Directive » Which lines hold the word "dưỡng"? Copy each of them.

Part of a data file »
>> BEGIN

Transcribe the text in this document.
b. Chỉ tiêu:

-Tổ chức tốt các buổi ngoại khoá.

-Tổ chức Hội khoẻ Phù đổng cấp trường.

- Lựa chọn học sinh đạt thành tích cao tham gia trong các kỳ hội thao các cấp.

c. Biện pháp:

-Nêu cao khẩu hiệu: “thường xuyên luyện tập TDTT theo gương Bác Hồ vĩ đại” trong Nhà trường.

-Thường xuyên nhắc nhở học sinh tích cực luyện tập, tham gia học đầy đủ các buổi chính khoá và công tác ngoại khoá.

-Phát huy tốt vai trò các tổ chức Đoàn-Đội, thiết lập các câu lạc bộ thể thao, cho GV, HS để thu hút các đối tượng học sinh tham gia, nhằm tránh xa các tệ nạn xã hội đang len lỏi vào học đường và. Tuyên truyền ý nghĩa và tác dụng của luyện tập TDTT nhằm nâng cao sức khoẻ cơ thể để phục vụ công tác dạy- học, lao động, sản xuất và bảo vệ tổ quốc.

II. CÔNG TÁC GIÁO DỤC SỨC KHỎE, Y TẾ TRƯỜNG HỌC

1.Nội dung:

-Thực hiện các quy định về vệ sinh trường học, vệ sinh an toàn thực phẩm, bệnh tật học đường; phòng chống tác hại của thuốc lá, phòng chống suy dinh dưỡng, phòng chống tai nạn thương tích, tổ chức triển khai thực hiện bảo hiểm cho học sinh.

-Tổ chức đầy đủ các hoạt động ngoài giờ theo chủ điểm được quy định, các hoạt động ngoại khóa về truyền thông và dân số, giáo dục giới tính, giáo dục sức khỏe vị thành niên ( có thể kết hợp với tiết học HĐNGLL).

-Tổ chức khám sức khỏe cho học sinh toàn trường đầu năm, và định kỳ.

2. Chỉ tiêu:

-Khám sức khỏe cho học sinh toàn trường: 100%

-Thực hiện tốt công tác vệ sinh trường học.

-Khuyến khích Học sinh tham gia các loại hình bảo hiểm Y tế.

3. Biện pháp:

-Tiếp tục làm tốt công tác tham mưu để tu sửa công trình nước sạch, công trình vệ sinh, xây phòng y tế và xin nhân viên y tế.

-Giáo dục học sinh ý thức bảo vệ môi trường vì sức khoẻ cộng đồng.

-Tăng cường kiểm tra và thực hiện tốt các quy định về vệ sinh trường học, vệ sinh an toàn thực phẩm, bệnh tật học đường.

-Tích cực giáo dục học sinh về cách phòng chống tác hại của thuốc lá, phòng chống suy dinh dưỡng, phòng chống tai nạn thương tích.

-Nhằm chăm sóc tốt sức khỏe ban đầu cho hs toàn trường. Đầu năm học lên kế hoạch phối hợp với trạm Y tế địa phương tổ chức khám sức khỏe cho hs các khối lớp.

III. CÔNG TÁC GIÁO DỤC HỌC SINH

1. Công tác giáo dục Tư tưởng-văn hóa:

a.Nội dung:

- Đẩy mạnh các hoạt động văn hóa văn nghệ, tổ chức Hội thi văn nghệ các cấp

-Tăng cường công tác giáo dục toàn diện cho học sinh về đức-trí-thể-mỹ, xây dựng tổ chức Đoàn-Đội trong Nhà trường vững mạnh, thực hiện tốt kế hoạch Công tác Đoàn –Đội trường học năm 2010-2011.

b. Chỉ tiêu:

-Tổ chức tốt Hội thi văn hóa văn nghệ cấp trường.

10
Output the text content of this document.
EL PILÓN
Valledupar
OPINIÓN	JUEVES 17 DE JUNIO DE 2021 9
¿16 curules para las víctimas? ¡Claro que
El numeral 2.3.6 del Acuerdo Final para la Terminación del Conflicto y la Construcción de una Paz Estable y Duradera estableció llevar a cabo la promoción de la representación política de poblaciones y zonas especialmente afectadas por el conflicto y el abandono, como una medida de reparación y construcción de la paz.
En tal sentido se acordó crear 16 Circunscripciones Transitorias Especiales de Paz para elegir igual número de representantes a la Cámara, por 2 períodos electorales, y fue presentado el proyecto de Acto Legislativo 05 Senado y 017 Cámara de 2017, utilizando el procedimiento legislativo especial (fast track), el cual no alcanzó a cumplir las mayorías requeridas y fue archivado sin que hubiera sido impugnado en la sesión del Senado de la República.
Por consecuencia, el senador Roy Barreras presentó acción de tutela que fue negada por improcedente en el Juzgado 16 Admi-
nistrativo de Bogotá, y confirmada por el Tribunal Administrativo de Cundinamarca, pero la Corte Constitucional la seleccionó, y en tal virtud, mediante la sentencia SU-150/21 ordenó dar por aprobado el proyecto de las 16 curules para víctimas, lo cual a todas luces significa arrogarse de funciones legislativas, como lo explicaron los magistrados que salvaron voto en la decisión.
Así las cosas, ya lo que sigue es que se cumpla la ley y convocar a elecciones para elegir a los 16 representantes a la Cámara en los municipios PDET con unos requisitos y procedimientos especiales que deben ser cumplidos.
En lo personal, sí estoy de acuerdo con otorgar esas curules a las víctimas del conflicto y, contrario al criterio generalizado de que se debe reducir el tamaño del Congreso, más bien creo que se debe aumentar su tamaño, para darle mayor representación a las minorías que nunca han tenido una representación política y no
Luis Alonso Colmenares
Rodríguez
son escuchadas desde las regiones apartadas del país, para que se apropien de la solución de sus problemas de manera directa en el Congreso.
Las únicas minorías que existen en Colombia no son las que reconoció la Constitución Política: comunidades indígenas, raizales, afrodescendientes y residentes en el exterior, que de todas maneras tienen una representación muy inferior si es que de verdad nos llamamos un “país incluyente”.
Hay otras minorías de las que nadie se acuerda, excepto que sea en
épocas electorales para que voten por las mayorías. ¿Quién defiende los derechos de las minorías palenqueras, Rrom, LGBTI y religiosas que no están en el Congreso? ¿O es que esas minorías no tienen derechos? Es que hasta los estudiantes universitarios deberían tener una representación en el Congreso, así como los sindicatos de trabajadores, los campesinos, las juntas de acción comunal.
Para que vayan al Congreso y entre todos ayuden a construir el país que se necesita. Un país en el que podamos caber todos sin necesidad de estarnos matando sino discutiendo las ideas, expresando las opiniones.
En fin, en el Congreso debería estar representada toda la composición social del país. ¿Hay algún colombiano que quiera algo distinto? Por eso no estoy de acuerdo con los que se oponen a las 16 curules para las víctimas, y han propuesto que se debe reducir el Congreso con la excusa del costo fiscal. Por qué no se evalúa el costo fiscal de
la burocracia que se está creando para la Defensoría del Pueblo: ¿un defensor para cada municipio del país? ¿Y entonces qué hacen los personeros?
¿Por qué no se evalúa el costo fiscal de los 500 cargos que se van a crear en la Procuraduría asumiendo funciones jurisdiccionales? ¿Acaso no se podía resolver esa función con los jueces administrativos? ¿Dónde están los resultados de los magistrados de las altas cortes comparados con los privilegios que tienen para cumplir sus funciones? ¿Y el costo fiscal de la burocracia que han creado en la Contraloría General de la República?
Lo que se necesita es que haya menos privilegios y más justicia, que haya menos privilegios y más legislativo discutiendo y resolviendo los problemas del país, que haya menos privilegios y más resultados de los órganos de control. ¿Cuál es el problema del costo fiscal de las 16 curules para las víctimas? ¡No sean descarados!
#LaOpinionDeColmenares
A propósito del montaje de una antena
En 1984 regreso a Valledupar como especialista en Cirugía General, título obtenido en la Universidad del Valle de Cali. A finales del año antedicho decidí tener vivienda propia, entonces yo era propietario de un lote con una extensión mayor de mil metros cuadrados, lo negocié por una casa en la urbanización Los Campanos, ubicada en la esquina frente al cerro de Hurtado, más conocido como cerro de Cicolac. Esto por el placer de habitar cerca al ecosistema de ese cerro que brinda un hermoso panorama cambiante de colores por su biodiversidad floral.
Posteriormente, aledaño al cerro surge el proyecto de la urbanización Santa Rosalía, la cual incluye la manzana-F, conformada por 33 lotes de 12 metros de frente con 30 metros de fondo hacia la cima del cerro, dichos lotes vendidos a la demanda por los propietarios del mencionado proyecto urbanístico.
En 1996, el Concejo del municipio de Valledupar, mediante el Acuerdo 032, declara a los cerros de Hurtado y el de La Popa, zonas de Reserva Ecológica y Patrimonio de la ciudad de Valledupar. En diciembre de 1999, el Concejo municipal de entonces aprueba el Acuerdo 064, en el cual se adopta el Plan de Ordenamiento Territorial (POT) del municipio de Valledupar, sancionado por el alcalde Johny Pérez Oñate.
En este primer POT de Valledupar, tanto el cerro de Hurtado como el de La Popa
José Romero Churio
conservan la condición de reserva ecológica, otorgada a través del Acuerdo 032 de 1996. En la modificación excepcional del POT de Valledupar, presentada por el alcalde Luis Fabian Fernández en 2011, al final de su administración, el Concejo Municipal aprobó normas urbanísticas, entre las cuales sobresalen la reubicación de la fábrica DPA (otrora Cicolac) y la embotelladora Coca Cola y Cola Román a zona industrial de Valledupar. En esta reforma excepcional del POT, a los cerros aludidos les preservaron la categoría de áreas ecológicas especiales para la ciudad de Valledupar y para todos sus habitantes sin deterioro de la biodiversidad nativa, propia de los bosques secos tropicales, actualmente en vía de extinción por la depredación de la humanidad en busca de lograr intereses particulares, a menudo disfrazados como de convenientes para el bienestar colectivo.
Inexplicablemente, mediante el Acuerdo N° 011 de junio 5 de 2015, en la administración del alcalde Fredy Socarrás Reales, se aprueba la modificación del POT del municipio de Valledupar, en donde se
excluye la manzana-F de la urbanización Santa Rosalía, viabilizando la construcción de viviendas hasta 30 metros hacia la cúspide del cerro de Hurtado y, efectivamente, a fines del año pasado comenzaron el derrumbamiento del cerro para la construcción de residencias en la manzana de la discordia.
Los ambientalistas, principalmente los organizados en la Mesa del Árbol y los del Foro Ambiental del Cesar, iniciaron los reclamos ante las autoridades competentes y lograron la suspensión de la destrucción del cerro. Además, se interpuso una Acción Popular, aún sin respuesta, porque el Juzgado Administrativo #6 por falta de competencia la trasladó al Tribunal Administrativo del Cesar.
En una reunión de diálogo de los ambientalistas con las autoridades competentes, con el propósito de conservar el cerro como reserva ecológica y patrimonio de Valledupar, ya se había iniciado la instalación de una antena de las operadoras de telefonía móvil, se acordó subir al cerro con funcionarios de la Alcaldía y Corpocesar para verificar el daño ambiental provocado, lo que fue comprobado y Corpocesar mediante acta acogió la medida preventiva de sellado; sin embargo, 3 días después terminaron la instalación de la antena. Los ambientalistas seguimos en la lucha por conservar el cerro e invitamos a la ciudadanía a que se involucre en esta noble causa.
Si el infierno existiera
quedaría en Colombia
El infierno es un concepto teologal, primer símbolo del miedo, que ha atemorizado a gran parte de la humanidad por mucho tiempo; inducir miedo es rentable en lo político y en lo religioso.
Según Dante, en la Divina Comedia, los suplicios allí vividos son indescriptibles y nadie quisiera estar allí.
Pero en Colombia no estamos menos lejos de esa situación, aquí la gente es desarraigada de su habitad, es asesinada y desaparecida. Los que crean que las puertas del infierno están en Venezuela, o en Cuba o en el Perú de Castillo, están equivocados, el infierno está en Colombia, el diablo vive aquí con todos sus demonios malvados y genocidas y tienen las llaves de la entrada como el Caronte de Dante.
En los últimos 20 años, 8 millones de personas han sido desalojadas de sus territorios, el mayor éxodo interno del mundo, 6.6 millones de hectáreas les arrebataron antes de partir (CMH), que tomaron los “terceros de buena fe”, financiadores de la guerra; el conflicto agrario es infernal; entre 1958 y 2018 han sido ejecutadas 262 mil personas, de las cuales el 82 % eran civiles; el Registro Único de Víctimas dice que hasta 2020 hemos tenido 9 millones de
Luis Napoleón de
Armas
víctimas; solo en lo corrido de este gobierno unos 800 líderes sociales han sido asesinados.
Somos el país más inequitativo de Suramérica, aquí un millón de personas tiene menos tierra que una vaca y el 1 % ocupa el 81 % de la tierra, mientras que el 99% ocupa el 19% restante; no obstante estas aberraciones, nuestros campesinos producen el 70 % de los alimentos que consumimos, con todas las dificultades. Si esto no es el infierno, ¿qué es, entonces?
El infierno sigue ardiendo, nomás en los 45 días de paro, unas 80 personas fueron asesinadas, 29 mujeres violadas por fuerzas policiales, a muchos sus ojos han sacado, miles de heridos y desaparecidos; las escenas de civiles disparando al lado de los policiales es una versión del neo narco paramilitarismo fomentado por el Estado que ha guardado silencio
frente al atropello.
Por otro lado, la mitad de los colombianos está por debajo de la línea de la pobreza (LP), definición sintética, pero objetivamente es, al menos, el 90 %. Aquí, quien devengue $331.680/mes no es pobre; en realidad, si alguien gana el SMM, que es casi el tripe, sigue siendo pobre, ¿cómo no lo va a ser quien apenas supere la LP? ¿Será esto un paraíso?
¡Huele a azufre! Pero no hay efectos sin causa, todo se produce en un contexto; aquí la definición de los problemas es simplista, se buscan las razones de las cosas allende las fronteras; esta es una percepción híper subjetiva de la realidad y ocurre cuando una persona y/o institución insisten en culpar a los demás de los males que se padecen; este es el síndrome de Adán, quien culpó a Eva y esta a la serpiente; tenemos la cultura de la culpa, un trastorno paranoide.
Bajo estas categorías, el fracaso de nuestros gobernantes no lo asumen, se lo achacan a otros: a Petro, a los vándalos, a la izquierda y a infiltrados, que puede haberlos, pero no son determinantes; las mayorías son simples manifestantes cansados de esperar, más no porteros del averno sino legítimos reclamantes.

>> END

Exercise result »
-Thực hiện các quy định về vệ sinh trường học, vệ sinh an toàn thực phẩm, bệnh tật học đường; phòng chống tác hại của thuốc lá, phòng chống suy dinh dưỡng, phòng chống tai nạn thương tích, tổ chức triển khai thực hiện bảo hiểm cho học sinh.
-Tích cực giáo dục học sinh về cách phòng chống tác hại của thuốc lá, phòng chống suy dinh dưỡng, phòng chống tai nạn thương tích.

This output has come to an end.